-- Given exercise --
What follows is a set of records; repeat all of them exactly.

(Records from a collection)

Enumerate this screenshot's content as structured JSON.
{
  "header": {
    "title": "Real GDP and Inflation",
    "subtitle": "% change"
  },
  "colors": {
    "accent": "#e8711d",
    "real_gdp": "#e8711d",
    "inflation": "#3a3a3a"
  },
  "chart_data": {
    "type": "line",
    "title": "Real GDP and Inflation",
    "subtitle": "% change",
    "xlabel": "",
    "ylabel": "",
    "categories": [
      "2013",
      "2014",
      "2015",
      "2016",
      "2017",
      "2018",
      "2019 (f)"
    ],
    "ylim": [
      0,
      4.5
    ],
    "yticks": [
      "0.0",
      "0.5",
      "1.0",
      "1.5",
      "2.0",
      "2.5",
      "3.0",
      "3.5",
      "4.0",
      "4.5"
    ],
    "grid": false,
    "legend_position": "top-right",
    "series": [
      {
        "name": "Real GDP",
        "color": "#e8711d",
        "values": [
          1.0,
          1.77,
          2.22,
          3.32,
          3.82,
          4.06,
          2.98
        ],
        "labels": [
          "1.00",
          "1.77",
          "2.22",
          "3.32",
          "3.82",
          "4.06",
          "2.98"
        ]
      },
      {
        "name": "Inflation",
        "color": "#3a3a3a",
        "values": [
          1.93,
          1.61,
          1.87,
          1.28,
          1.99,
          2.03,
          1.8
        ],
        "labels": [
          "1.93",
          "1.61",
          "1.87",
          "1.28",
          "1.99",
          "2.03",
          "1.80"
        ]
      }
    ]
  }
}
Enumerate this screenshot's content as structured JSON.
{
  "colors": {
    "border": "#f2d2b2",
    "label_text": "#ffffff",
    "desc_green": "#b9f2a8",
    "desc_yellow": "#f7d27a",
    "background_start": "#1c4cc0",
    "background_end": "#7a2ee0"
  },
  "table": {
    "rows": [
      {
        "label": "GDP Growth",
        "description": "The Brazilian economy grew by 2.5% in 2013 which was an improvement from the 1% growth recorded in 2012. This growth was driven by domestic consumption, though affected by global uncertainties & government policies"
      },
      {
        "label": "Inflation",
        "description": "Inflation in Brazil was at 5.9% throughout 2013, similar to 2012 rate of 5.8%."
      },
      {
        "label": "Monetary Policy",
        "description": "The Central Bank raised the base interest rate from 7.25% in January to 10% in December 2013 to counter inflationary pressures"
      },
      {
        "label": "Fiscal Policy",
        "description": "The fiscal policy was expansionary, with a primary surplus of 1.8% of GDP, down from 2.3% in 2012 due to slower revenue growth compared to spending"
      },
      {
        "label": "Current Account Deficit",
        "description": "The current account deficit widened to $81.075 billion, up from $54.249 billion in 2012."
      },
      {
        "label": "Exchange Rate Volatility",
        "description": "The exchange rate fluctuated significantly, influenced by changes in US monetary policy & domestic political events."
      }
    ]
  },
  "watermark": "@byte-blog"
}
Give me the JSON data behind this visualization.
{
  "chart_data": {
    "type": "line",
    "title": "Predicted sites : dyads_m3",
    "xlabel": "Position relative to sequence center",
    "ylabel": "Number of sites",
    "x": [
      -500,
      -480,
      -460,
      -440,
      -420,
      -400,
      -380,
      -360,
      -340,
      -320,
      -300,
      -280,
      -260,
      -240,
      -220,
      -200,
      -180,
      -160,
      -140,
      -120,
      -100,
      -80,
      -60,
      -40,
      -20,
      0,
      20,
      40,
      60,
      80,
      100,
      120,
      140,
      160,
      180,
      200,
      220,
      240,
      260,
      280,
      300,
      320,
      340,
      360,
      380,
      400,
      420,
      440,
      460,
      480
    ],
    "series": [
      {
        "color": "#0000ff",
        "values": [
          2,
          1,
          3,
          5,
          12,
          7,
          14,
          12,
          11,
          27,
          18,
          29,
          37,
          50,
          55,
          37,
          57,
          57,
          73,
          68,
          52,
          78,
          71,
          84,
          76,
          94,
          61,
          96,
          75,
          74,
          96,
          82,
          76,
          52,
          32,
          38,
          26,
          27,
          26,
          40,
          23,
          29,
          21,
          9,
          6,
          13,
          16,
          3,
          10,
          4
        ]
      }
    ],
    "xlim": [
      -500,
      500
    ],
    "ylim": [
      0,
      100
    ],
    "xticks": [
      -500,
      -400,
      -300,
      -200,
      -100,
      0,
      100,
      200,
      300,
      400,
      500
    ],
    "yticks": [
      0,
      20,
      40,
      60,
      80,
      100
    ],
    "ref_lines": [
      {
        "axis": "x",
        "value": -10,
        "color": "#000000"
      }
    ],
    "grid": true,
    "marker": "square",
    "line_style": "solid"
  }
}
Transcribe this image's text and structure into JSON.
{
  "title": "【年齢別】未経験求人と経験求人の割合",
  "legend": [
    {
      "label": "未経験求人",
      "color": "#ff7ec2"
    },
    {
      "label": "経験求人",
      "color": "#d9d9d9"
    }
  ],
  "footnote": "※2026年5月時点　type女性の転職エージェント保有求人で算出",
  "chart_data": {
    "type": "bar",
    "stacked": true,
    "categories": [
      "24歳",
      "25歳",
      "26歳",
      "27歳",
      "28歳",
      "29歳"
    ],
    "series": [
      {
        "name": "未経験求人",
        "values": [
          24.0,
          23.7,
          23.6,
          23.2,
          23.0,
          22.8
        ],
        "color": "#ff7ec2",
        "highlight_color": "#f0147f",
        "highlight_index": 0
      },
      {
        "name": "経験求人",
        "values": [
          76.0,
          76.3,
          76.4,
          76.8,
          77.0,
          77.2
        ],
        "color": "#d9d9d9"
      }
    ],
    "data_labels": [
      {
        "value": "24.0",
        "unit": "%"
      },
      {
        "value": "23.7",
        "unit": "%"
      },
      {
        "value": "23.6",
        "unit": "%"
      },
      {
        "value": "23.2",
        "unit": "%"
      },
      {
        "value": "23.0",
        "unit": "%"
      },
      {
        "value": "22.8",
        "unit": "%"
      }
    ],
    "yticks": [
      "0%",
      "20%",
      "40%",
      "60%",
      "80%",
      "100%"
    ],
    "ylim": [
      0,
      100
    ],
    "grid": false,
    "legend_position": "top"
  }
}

-- Output of the task --
Enumerate this screenshot's content as structured JSON.
{
  "header": {
    "title": "Real GDP and Inflation",
    "subtitle": "% change"
  },
  "colors": {
    "accent": "#e8711d",
    "real_gdp": "#e8711d",
    "inflation": "#3a3a3a"
  },
  "chart_data": {
    "type": "line",
    "title": "Real GDP and Inflation",
    "subtitle": "% change",
    "xlabel": "",
    "ylabel": "",
    "categories": [
      "2013",
      "2014",
      "2015",
      "2016",
      "2017",
      "2018",
      "2019 (f)"
    ],
    "ylim": [
      0,
      4.5
    ],
    "yticks": [
      "0.0",
      "0.5",
      "1.0",
      "1.5",
      "2.0",
      "2.5",
      "3.0",
      "3.5",
      "4.0",
      "4.5"
    ],
    "grid": false,
    "legend_position": "top-right",
    "series": [
      {
        "name": "Real GDP",
        "color": "#e8711d",
        "values": [
          1.0,
          1.77,
          2.22,
          3.32,
          3.82,
          4.06,
          2.98
        ],
        "labels": [
          "1.00",
          "1.77",
          "2.22",
          "3.32",
          "3.82",
          "4.06",
          "2.98"
        ]
      },
      {
        "name": "Inflation",
        "color": "#3a3a3a",
        "values": [
          1.93,
          1.61,
          1.87,
          1.28,
          1.99,
          2.03,
          1.8
        ],
        "labels": [
          "1.93",
          "1.61",
          "1.87",
          "1.28",
          "1.99",
          "2.03",
          "1.80"
        ]
      }
    ]
  }
}
Enumerate this screenshot's content as structured JSON.
{
  "colors": {
    "border": "#f2d2b2",
    "label_text": "#ffffff",
    "desc_green": "#b9f2a8",
    "desc_yellow": "#f7d27a",
    "background_start": "#1c4cc0",
    "background_end": "#7a2ee0"
  },
  "table": {
    "rows": [
      {
        "label": "GDP Growth",
        "description": "The Brazilian economy grew by 2.5% in 2013 which was an improvement from the 1% growth recorded in 2012. This growth was driven by domestic consumption, though affected by global uncertainties & government policies"
      },
      {
        "label": "Inflation",
        "description": "Inflation in Brazil was at 5.9% throughout 2013, similar to 2012 rate of 5.8%."
      },
      {
        "label": "Monetary Policy",
        "description": "The Central Bank raised the base interest rate from 7.25% in January to 10% in December 2013 to counter inflationary pressures"
      },
      {
        "label": "Fiscal Policy",
        "description": "The fiscal policy was expansionary, with a primary surplus of 1.8% of GDP, down from 2.3% in 2012 due to slower revenue growth compared to spending"
      },
      {
        "label": "Current Account Deficit",
        "description": "The current account deficit widened to $81.075 billion, up from $54.249 billion in 2012."
      },
      {
        "label": "Exchange Rate Volatility",
        "description": "The exchange rate fluctuated significantly, influenced by changes in US monetary policy & domestic political events."
      }
    ]
  },
  "watermark": "@byte-blog"
}
Give me the JSON data behind this visualization.
{
  "chart_data": {
    "type": "line",
    "title": "Predicted sites : dyads_m3",
    "xlabel": "Position relative to sequence center",
    "ylabel": "Number of sites",
    "x": [
      -500,
      -480,
      -460,
      -440,
      -420,
      -400,
      -380,
      -360,
      -340,
      -320,
      -300,
      -280,
      -260,
      -240,
      -220,
      -200,
      -180,
      -160,
      -140,
      -120,
      -100,
      -80,
      -60,
      -40,
      -20,
      0,
      20,
      40,
      60,
      80,
      100,
      120,
      140,
      160,
      180,
      200,
      220,
      240,
      260,
      280,
      300,
      320,
      340,
      360,
      380,
      400,
      420,
      440,
      460,
      480
    ],
    "series": [
      {
        "color": "#0000ff",
        "values": [
          2,
          1,
          3,
          5,
          12,
          7,
          14,
          12,
          11,
          27,
          18,
          29,
          37,
          50,
          55,
          37,
          57,
          57,
          73,
          68,
          52,
          78,
          71,
          84,
          76,
          94,
          61,
          96,
          75,
          74,
          96,
          82,
          76,
          52,
          32,
          38,
          26,
          27,
          26,
          40,
          23,
          29,
          21,
          9,
          6,
          13,
          16,
          3,
          10,
          4
        ]
      }
    ],
    "xlim": [
      -500,
      500
    ],
    "ylim": [
      0,
      100
    ],
    "xticks": [
      -500,
      -400,
      -300,
      -200,
      -100,
      0,
      100,
      200,
      300,
      400,
      500
    ],
    "yticks": [
      0,
      20,
      40,
      60,
      80,
      100
    ],
    "ref_lines": [
      {
        "axis": "x",
        "value": -10,
        "color": "#000000"
      }
    ],
    "grid": true,
    "marker": "square",
    "line_style": "solid"
  }
}
Transcribe this image's text and structure into JSON.
{
  "title": "【年齢別】未経験求人と経験求人の割合",
  "legend": [
    {
      "label": "未経験求人",
      "color": "#ff7ec2"
    },
    {
      "label": "経験求人",
      "color": "#d9d9d9"
    }
  ],
  "footnote": "※2026年5月時点　type女性の転職エージェント保有求人で算出",
  "chart_data": {
    "type": "bar",
    "stacked": true,
    "categories": [
      "24歳",
      "25歳",
      "26歳",
      "27歳",
      "28歳",
      "29歳"
    ],
    "series": [
      {
        "name": "未経験求人",
        "values": [
          24.0,
          23.7,
          23.6,
          23.2,
          23.0,
          22.8
        ],
        "color": "#ff7ec2",
        "highlight_color": "#f0147f",
        "highlight_index": 0
      },
      {
        "name": "経験求人",
        "values": [
          76.0,
          76.3,
          76.4,
          76.8,
          77.0,
          77.2
        ],
        "color": "#d9d9d9"
      }
    ],
    "data_labels": [
      {
        "value": "24.0",
        "unit": "%"
      },
      {
        "value": "23.7",
        "unit": "%"
      },
      {
        "value": "23.6",
        "unit": "%"
      },
      {
        "value": "23.2",
        "unit": "%"
      },
      {
        "value": "23.0",
        "unit": "%"
      },
      {
        "value": "22.8",
        "unit": "%"
      }
    ],
    "yticks": [
      "0%",
      "20%",
      "40%",
      "60%",
      "80%",
      "100%"
    ],
    "ylim": [
      0,
      100
    ],
    "grid": false,
    "legend_position": "top"
  }
}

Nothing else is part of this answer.